- [Information supplied]

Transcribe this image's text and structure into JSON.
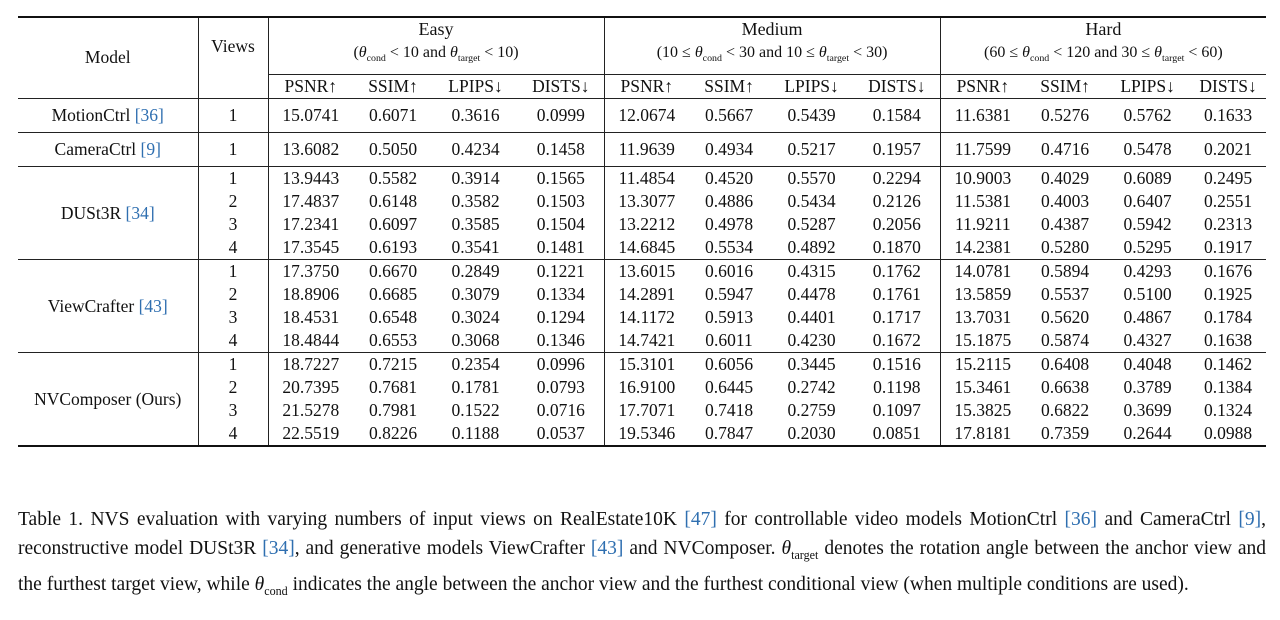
{
  "header": {
    "model": "Model",
    "views": "Views",
    "groups": [
      {
        "title": "Easy",
        "cond": "(θcond < 10 and θtarget < 10)"
      },
      {
        "title": "Medium",
        "cond": "(10 ≤ θcond < 30 and 10 ≤ θtarget < 30)"
      },
      {
        "title": "Hard",
        "cond": "(60 ≤ θcond < 120 and 30 ≤ θtarget < 60)"
      }
    ],
    "metrics": [
      "PSNR↑",
      "SSIM↑",
      "LPIPS↓",
      "DISTS↓"
    ]
  },
  "models": [
    {
      "name": "MotionCtrl",
      "cite": "[36]",
      "rows": [
        {
          "views": "1",
          "values": [
            "15.0741",
            "0.6071",
            "0.3616",
            "0.0999",
            "12.0674",
            "0.5667",
            "0.5439",
            "0.1584",
            "11.6381",
            "0.5276",
            "0.5762",
            "0.1633"
          ]
        }
      ]
    },
    {
      "name": "CameraCtrl",
      "cite": "[9]",
      "rows": [
        {
          "views": "1",
          "values": [
            "13.6082",
            "0.5050",
            "0.4234",
            "0.1458",
            "11.9639",
            "0.4934",
            "0.5217",
            "0.1957",
            "11.7599",
            "0.4716",
            "0.5478",
            "0.2021"
          ]
        }
      ]
    },
    {
      "name": "DUSt3R",
      "cite": "[34]",
      "rows": [
        {
          "views": "1",
          "values": [
            "13.9443",
            "0.5582",
            "0.3914",
            "0.1565",
            "11.4854",
            "0.4520",
            "0.5570",
            "0.2294",
            "10.9003",
            "0.4029",
            "0.6089",
            "0.2495"
          ]
        },
        {
          "views": "2",
          "values": [
            "17.4837",
            "0.6148",
            "0.3582",
            "0.1503",
            "13.3077",
            "0.4886",
            "0.5434",
            "0.2126",
            "11.5381",
            "0.4003",
            "0.6407",
            "0.2551"
          ]
        },
        {
          "views": "3",
          "values": [
            "17.2341",
            "0.6097",
            "0.3585",
            "0.1504",
            "13.2212",
            "0.4978",
            "0.5287",
            "0.2056",
            "11.9211",
            "0.4387",
            "0.5942",
            "0.2313"
          ]
        },
        {
          "views": "4",
          "values": [
            "17.3545",
            "0.6193",
            "0.3541",
            "0.1481",
            "14.6845",
            "0.5534",
            "0.4892",
            "0.1870",
            "14.2381",
            "0.5280",
            "0.5295",
            "0.1917"
          ]
        }
      ]
    },
    {
      "name": "ViewCrafter",
      "cite": "[43]",
      "rows": [
        {
          "views": "1",
          "values": [
            "17.3750",
            "0.6670",
            "0.2849",
            "0.1221",
            "13.6015",
            "0.6016",
            "0.4315",
            "0.1762",
            "14.0781",
            "0.5894",
            "0.4293",
            "0.1676"
          ]
        },
        {
          "views": "2",
          "values": [
            "18.8906",
            "0.6685",
            "0.3079",
            "0.1334",
            "14.2891",
            "0.5947",
            "0.4478",
            "0.1761",
            "13.5859",
            "0.5537",
            "0.5100",
            "0.1925"
          ]
        },
        {
          "views": "3",
          "values": [
            "18.4531",
            "0.6548",
            "0.3024",
            "0.1294",
            "14.1172",
            "0.5913",
            "0.4401",
            "0.1717",
            "13.7031",
            "0.5620",
            "0.4867",
            "0.1784"
          ]
        },
        {
          "views": "4",
          "values": [
            "18.4844",
            "0.6553",
            "0.3068",
            "0.1346",
            "14.7421",
            "0.6011",
            "0.4230",
            "0.1672",
            "15.1875",
            "0.5874",
            "0.4327",
            "0.1638"
          ]
        }
      ]
    },
    {
      "name": "NVComposer (Ours)",
      "cite": "",
      "rows": [
        {
          "views": "1",
          "values": [
            "18.7227",
            "0.7215",
            "0.2354",
            "0.0996",
            "15.3101",
            "0.6056",
            "0.3445",
            "0.1516",
            "15.2115",
            "0.6408",
            "0.4048",
            "0.1462"
          ]
        },
        {
          "views": "2",
          "values": [
            "20.7395",
            "0.7681",
            "0.1781",
            "0.0793",
            "16.9100",
            "0.6445",
            "0.2742",
            "0.1198",
            "15.3461",
            "0.6638",
            "0.3789",
            "0.1384"
          ]
        },
        {
          "views": "3",
          "values": [
            "21.5278",
            "0.7981",
            "0.1522",
            "0.0716",
            "17.7071",
            "0.7418",
            "0.2759",
            "0.1097",
            "15.3825",
            "0.6822",
            "0.3699",
            "0.1324"
          ]
        },
        {
          "views": "4",
          "values": [
            "22.5519",
            "0.8226",
            "0.1188",
            "0.0537",
            "19.5346",
            "0.7847",
            "0.2030",
            "0.0851",
            "17.8181",
            "0.7359",
            "0.2644",
            "0.0988"
          ]
        }
      ]
    }
  ],
  "caption": {
    "segments": [
      {
        "t": "Table 1. NVS evaluation with varying numbers of input views on RealEstate10K "
      },
      {
        "t": "[47]",
        "cite": true
      },
      {
        "t": " for controllable video models MotionCtrl "
      },
      {
        "t": "[36]",
        "cite": true
      },
      {
        "t": " and CameraCtrl "
      },
      {
        "t": "[9]",
        "cite": true
      },
      {
        "t": ", reconstructive model DUSt3R "
      },
      {
        "t": "[34]",
        "cite": true
      },
      {
        "t": ", and generative models ViewCrafter "
      },
      {
        "t": "[43]",
        "cite": true
      },
      {
        "t": " and NVComposer. "
      },
      {
        "t": "θ",
        "math": true
      },
      {
        "t": "target",
        "sub": true
      },
      {
        "t": " denotes the rotation angle between the anchor view and the furthest target view, while "
      },
      {
        "t": "θ",
        "math": true
      },
      {
        "t": "cond",
        "sub": true
      },
      {
        "t": " indicates the angle between the anchor view and the furthest conditional view (when multiple conditions are used)."
      }
    ],
    "link_color": "#2f6fb0"
  }
}
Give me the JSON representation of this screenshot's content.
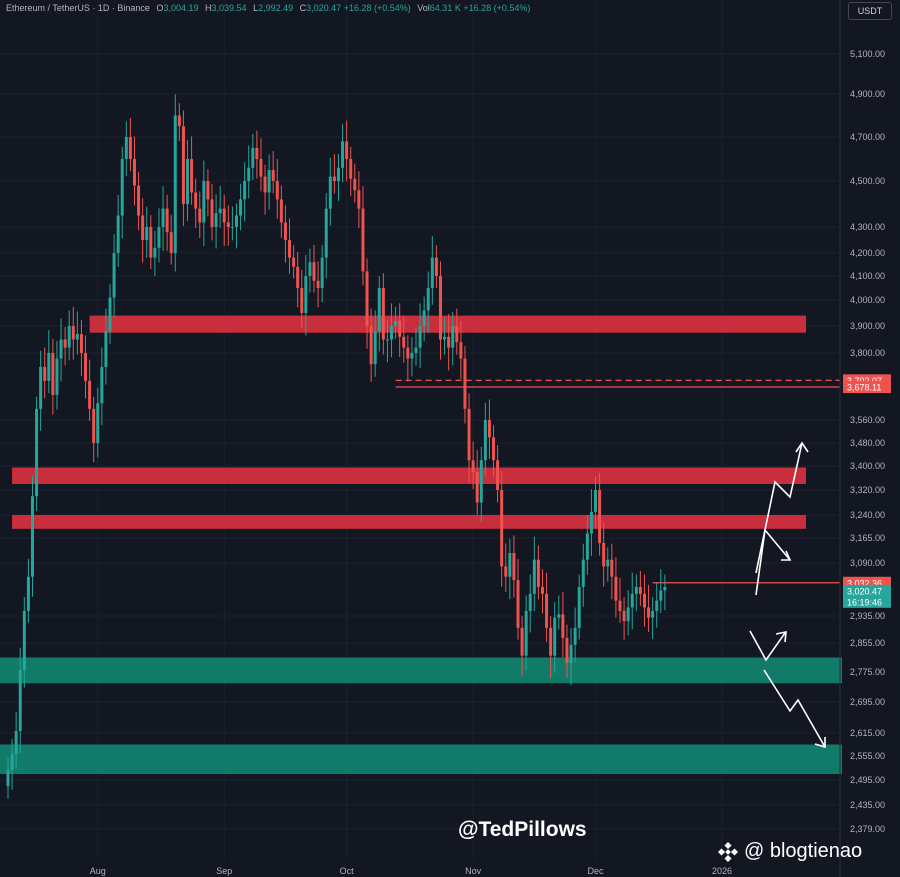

- [Task goal] Scan the material above. Return every line containing the string "MotionCtrl".

- [Final result]
      "name": "MotionCtrl",
        "t": " for controllable video models MotionCtrl "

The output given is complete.